Requirements: Copy out each line in the material below that has the word "What".

[Figure dataset records]

━━━━━━━━━━━━━━━━━━━━━━━━━━━━━━

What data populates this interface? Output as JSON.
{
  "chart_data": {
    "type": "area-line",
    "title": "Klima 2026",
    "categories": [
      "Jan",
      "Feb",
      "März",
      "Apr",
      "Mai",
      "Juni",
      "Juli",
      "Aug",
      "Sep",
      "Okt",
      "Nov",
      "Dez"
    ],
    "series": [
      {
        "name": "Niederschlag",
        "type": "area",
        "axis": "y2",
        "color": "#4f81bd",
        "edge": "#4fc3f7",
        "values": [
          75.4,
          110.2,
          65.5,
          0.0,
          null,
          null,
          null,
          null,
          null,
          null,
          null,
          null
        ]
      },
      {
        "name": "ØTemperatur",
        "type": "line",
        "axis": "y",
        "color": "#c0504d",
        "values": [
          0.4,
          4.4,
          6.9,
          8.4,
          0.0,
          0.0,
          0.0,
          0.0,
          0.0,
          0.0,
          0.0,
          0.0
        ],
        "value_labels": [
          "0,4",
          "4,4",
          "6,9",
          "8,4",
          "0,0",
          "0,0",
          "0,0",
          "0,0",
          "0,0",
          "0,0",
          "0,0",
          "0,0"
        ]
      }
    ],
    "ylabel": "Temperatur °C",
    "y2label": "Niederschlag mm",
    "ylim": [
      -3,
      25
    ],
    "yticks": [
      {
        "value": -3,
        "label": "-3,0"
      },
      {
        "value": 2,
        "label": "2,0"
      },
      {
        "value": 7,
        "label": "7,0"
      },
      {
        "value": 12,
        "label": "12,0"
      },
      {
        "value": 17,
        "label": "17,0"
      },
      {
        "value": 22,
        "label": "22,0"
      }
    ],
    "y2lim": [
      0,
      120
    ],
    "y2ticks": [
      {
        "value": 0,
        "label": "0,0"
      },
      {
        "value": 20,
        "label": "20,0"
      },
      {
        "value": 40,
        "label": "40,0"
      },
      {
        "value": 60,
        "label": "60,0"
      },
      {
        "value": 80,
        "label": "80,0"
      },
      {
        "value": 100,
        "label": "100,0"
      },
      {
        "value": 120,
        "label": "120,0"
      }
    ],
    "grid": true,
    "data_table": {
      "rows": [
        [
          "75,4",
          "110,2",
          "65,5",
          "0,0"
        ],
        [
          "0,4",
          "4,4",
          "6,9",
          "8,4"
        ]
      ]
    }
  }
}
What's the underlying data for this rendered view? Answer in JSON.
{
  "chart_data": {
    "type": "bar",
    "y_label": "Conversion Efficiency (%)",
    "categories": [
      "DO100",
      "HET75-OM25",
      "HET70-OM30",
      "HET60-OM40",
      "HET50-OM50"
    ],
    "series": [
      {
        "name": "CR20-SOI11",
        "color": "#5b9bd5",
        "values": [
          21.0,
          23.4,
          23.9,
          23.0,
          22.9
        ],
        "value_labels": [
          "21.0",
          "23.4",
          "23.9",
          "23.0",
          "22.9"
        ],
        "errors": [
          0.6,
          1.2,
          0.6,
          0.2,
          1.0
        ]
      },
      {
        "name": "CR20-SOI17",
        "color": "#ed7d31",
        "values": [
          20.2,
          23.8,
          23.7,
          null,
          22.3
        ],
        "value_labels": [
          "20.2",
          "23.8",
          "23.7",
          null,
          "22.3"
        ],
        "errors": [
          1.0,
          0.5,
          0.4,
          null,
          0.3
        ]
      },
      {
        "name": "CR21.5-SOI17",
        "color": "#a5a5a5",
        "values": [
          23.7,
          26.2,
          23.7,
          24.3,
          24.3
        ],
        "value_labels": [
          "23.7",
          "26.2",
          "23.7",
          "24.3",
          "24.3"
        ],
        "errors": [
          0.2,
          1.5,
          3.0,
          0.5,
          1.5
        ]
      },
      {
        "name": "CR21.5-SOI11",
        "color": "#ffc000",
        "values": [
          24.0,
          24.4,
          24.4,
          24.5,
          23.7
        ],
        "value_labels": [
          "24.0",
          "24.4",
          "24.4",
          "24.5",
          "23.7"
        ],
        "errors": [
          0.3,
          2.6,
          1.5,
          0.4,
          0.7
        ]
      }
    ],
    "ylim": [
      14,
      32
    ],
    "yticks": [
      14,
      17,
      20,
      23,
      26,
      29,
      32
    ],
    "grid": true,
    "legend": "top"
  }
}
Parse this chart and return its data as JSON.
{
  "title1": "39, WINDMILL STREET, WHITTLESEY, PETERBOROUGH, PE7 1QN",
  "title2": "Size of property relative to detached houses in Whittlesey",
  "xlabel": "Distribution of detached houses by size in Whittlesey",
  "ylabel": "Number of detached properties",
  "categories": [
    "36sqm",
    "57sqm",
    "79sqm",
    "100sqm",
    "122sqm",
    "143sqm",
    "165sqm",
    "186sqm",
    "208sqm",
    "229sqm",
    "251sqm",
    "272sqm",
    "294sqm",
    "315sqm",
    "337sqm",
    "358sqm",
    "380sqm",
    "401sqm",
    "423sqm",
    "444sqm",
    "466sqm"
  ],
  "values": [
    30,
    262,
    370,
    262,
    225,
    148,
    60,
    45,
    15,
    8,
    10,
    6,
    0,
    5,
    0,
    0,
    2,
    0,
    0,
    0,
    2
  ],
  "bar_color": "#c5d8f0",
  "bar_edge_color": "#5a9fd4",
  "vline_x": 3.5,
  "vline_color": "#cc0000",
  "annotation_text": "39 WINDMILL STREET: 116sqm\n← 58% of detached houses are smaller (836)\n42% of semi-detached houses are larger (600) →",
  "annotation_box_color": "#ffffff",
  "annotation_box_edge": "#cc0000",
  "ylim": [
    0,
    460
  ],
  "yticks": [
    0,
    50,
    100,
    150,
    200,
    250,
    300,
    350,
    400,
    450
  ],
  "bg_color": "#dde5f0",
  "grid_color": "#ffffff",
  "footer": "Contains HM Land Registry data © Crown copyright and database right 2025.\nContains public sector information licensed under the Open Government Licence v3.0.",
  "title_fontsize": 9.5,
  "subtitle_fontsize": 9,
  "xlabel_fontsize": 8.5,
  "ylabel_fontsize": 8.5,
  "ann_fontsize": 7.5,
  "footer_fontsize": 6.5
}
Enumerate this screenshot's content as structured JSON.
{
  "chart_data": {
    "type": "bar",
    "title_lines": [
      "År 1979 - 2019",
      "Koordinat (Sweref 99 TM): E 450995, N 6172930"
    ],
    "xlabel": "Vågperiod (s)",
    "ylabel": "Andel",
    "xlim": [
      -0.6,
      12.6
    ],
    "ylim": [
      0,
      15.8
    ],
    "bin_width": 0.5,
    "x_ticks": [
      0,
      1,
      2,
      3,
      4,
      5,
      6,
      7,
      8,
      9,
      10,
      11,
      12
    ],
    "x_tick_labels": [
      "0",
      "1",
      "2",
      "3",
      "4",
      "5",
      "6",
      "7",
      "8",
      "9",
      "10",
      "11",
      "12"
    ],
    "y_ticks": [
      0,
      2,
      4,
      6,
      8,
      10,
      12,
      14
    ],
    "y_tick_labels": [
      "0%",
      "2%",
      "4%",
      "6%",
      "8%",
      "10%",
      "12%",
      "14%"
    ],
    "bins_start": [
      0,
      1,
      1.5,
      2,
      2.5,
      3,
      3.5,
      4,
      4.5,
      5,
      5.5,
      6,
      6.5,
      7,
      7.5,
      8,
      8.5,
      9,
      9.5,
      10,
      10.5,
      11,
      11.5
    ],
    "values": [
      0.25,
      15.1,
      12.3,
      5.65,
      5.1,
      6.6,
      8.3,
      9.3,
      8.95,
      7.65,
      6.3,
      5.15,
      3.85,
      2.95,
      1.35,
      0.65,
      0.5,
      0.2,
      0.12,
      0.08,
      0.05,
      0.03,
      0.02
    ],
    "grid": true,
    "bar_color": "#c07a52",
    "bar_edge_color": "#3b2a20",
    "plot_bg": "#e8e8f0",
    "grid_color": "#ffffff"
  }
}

━━━━━━━━━━━━━━━━━━━━━━━━━━━━━━

Result of this exercise:
What data populates this interface? Output as JSON.
What's the underlying data for this rendered view? Answer in JSON.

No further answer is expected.